_EXERCISE DETAILS:_ Give the listing below again in full, exactly as written.

_GIVEN INFORMATION:_
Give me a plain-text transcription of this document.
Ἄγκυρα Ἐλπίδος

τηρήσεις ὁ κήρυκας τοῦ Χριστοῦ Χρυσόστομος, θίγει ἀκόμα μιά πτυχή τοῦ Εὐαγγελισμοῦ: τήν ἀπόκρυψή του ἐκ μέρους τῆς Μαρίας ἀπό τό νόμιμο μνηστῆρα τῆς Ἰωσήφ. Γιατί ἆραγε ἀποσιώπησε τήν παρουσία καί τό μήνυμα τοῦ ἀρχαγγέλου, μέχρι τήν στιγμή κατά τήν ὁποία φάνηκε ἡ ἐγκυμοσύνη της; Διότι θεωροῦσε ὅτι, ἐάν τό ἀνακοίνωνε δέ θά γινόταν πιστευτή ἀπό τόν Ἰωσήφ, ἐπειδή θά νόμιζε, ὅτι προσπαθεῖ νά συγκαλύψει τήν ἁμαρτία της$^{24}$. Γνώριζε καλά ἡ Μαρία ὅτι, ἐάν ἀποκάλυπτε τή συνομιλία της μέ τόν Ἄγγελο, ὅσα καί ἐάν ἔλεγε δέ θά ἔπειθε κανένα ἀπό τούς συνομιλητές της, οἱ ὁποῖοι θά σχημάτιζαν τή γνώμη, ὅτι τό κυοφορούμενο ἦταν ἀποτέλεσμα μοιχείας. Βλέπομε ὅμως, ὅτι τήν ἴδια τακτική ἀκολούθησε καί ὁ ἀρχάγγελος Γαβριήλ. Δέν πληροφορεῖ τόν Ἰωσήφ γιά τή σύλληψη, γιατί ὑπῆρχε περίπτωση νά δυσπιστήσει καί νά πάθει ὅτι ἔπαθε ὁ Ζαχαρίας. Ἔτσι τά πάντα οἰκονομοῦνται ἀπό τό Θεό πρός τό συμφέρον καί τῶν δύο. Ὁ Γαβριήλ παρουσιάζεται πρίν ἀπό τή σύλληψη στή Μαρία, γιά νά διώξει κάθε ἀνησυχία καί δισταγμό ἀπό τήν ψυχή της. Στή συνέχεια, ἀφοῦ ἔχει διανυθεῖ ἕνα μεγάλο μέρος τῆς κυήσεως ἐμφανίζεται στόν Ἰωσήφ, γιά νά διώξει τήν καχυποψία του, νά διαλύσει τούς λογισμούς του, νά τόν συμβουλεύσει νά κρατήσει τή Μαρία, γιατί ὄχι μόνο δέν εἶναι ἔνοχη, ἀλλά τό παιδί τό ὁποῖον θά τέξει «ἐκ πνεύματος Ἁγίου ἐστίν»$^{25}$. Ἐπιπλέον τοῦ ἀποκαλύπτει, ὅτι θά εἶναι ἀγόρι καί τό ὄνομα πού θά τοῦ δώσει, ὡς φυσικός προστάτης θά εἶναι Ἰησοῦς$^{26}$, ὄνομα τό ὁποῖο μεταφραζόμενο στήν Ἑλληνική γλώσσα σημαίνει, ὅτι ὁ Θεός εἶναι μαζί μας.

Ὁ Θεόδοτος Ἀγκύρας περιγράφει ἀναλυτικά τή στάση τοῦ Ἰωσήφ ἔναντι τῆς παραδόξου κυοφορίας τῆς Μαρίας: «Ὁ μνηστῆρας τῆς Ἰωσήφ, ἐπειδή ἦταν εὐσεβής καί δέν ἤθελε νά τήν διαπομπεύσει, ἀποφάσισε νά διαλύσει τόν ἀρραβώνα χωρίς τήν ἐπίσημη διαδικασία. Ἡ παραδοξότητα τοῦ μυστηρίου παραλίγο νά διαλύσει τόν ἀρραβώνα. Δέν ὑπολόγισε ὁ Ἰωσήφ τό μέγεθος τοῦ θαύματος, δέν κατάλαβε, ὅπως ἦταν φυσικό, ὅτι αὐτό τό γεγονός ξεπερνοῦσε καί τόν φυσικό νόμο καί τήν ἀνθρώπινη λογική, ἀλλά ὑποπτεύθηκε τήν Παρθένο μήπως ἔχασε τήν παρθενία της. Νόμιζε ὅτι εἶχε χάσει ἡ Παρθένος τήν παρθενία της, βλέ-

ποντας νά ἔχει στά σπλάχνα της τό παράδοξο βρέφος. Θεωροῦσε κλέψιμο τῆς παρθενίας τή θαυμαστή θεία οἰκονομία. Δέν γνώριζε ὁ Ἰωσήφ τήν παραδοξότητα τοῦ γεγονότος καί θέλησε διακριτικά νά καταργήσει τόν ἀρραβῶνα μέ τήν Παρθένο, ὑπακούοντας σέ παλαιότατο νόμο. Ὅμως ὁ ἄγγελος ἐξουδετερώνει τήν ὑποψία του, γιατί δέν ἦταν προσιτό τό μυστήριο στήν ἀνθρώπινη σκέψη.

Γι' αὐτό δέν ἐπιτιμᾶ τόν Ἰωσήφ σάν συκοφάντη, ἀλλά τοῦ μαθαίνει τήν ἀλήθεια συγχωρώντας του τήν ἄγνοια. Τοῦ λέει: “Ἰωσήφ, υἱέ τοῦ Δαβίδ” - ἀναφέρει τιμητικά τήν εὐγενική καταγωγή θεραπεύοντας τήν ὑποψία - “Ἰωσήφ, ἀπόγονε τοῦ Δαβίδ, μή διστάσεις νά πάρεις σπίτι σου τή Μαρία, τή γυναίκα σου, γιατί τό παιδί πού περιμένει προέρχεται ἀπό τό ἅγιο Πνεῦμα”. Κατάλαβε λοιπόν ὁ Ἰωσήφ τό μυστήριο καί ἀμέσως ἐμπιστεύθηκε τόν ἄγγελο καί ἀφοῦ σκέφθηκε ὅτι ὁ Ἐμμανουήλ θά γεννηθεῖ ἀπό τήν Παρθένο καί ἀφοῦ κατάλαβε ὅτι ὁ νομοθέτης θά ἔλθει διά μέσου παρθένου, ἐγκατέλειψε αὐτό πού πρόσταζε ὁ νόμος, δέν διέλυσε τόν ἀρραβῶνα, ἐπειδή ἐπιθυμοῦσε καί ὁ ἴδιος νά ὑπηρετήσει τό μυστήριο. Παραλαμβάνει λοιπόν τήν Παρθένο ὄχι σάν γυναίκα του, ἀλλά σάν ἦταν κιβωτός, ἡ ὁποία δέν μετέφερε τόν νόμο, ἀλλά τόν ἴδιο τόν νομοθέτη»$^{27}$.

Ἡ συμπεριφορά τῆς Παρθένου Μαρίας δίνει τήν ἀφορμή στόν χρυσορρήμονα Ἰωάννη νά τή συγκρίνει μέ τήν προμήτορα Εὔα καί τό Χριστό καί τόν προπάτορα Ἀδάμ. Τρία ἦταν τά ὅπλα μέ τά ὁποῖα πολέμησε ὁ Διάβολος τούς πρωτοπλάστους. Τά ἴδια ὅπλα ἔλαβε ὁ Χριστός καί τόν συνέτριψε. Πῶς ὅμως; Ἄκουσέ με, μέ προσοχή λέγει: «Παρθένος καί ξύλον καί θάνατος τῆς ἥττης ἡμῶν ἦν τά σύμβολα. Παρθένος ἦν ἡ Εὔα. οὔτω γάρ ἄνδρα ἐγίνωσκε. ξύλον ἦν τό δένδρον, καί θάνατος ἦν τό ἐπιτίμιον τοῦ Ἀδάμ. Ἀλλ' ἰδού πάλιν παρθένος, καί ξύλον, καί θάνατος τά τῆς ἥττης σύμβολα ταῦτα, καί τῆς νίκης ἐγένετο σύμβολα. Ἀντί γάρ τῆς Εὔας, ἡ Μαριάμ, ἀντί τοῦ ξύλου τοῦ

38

_ANSWER:_
Give me a plain-text transcription of this document.
Ἄγκυρα Ἐλπίδος

τηρήσεις ὁ κήρυκας τοῦ Χριστοῦ Χρυσόστομος, θίγει ἀκόμα μιά πτυχή τοῦ Εὐαγγελισμοῦ: τήν ἀπόκρυψή του ἐκ μέρους τῆς Μαρίας ἀπό τό νόμιμο μνηστῆρα τῆς Ἰωσήφ. Γιατί ἆραγε ἀποσιώπησε τήν παρουσία καί τό μήνυμα τοῦ ἀρχαγγέλου, μέχρι τήν στιγμή κατά τήν ὁποία φάνηκε ἡ ἐγκυμοσύνη της; Διότι θεωροῦσε ὅτι, ἐάν τό ἀνακοίνωνε δέ θά γινόταν πιστευτή ἀπό τόν Ἰωσήφ, ἐπειδή θά νόμιζε, ὅτι προσπαθεῖ νά συγκαλύψει τήν ἁμαρτία της$^{24}$. Γνώριζε καλά ἡ Μαρία ὅτι, ἐάν ἀποκάλυπτε τή συνομιλία της μέ τόν Ἄγγελο, ὅσα καί ἐάν ἔλεγε δέ θά ἔπειθε κανένα ἀπό τούς συνομιλητές της, οἱ ὁποῖοι θά σχημάτιζαν τή γνώμη, ὅτι τό κυοφορούμενο ἦταν ἀποτέλεσμα μοιχείας. Βλέπομε ὅμως, ὅτι τήν ἴδια τακτική ἀκολούθησε καί ὁ ἀρχάγγελος Γαβριήλ. Δέν πληροφορεῖ τόν Ἰωσήφ γιά τή σύλληψη, γιατί ὑπῆρχε περίπτωση νά δυσπιστήσει καί νά πάθει ὅτι ἔπαθε ὁ Ζαχαρίας. Ἔτσι τά πάντα οἰκονομοῦνται ἀπό τό Θεό πρός τό συμφέρον καί τῶν δύο. Ὁ Γαβριήλ παρουσιάζεται πρίν ἀπό τή σύλληψη στή Μαρία, γιά νά διώξει κάθε ἀνησυχία καί δισταγμό ἀπό τήν ψυχή της. Στή συνέχεια, ἀφοῦ ἔχει διανυθεῖ ἕνα μεγάλο μέρος τῆς κυήσεως ἐμφανίζεται στόν Ἰωσήφ, γιά νά διώξει τήν καχυποψία του, νά διαλύσει τούς λογισμούς του, νά τόν συμβουλεύσει νά κρατήσει τή Μαρία, γιατί ὄχι μόνο δέν εἶναι ἔνοχη, ἀλλά τό παιδί τό ὁποῖον θά τέξει «ἐκ πνεύματος Ἁγίου ἐστίν»$^{25}$. Ἐπιπλέον τοῦ ἀποκαλύπτει, ὅτι θά εἶναι ἀγόρι καί τό ὄνομα πού θά τοῦ δώσει, ὡς φυσικός προστάτης θά εἶναι Ἰησοῦς$^{26}$, ὄνομα τό ὁποῖο μεταφραζόμενο στήν Ἑλληνική γλώσσα σημαίνει, ὅτι ὁ Θεός εἶναι μαζί μας.

Ὁ Θεόδοτος Ἀγκύρας περιγράφει ἀναλυτικά τή στάση τοῦ Ἰωσήφ ἔναντι τῆς παραδόξου κυοφορίας τῆς Μαρίας: «Ὁ μνηστῆρας τῆς Ἰωσήφ, ἐπειδή ἦταν εὐσεβής καί δέν ἤθελε νά τήν διαπομπεύσει, ἀποφάσισε νά διαλύσει τόν ἀρραβώνα χωρίς τήν ἐπίσημη διαδικασία. Ἡ παραδοξότητα τοῦ μυστηρίου παραλίγο νά διαλύσει τόν ἀρραβώνα. Δέν ὑπολόγισε ὁ Ἰωσήφ τό μέγεθος τοῦ θαύματος, δέν κατάλαβε, ὅπως ἦταν φυσικό, ὅτι αὐτό τό γεγονός ξεπερνοῦσε καί τόν φυσικό νόμο καί τήν ἀνθρώπινη λογική, ἀλλά ὑποπτεύθηκε τήν Παρθένο μήπως ἔχασε τήν παρθενία της. Νόμιζε ὅτι εἶχε χάσει ἡ Παρθένος τήν παρθενία της, βλέ-

ποντας νά ἔχει στά σπλάχνα της τό παράδοξο βρέφος. Θεωροῦσε κλέψιμο τῆς παρθενίας τή θαυμαστή θεία οἰκονομία. Δέν γνώριζε ὁ Ἰωσήφ τήν παραδοξότητα τοῦ γεγονότος καί θέλησε διακριτικά νά καταργήσει τόν ἀρραβῶνα μέ τήν Παρθένο, ὑπακούοντας σέ παλαιότατο νόμο. Ὅμως ὁ ἄγγελος ἐξουδετερώνει τήν ὑποψία του, γιατί δέν ἦταν προσιτό τό μυστήριο στήν ἀνθρώπινη σκέψη.

Γι' αὐτό δέν ἐπιτιμᾶ τόν Ἰωσήφ σάν συκοφάντη, ἀλλά τοῦ μαθαίνει τήν ἀλήθεια συγχωρώντας του τήν ἄγνοια. Τοῦ λέει: “Ἰωσήφ, υἱέ τοῦ Δαβίδ” - ἀναφέρει τιμητικά τήν εὐγενική καταγωγή θεραπεύοντας τήν ὑποψία - “Ἰωσήφ, ἀπόγονε τοῦ Δαβίδ, μή διστάσεις νά πάρεις σπίτι σου τή Μαρία, τή γυναίκα σου, γιατί τό παιδί πού περιμένει προέρχεται ἀπό τό ἅγιο Πνεῦμα”. Κατάλαβε λοιπόν ὁ Ἰωσήφ τό μυστήριο καί ἀμέσως ἐμπιστεύθηκε τόν ἄγγελο καί ἀφοῦ σκέφθηκε ὅτι ὁ Ἐμμανουήλ θά γεννηθεῖ ἀπό τήν Παρθένο καί ἀφοῦ κατάλαβε ὅτι ὁ νομοθέτης θά ἔλθει διά μέσου παρθένου, ἐγκατέλειψε αὐτό πού πρόσταζε ὁ νόμος, δέν διέλυσε τόν ἀρραβῶνα, ἐπειδή ἐπιθυμοῦσε καί ὁ ἴδιος νά ὑπηρετήσει τό μυστήριο. Παραλαμβάνει λοιπόν τήν Παρθένο ὄχι σάν γυναίκα του, ἀλλά σάν ἦταν κιβωτός, ἡ ὁποία δέν μετέφερε τόν νόμο, ἀλλά τόν ἴδιο τόν νομοθέτη»$^{27}$.

Ἡ συμπεριφορά τῆς Παρθένου Μαρίας δίνει τήν ἀφορμή στόν χρυσορρήμονα Ἰωάννη νά τή συγκρίνει μέ τήν προμήτορα Εὔα καί τό Χριστό καί τόν προπάτορα Ἀδάμ. Τρία ἦταν τά ὅπλα μέ τά ὁποῖα πολέμησε ὁ Διάβολος τούς πρωτοπλάστους. Τά ἴδια ὅπλα ἔλαβε ὁ Χριστός καί τόν συνέτριψε. Πῶς ὅμως; Ἄκουσέ με, μέ προσοχή λέγει: «Παρθένος καί ξύλον καί θάνατος τῆς ἥττης ἡμῶν ἦν τά σύμβολα. Παρθένος ἦν ἡ Εὔα. οὔτω γάρ ἄνδρα ἐγίνωσκε. ξύλον ἦν τό δένδρον, καί θάνατος ἦν τό ἐπιτίμιον τοῦ Ἀδάμ. Ἀλλ' ἰδού πάλιν παρθένος, καί ξύλον, καί θάνατος τά τῆς ἥττης σύμβολα ταῦτα, καί τῆς νίκης ἐγένετο σύμβολα. Ἀντί γάρ τῆς Εὔας, ἡ Μαριάμ, ἀντί τοῦ ξύλου τοῦ

38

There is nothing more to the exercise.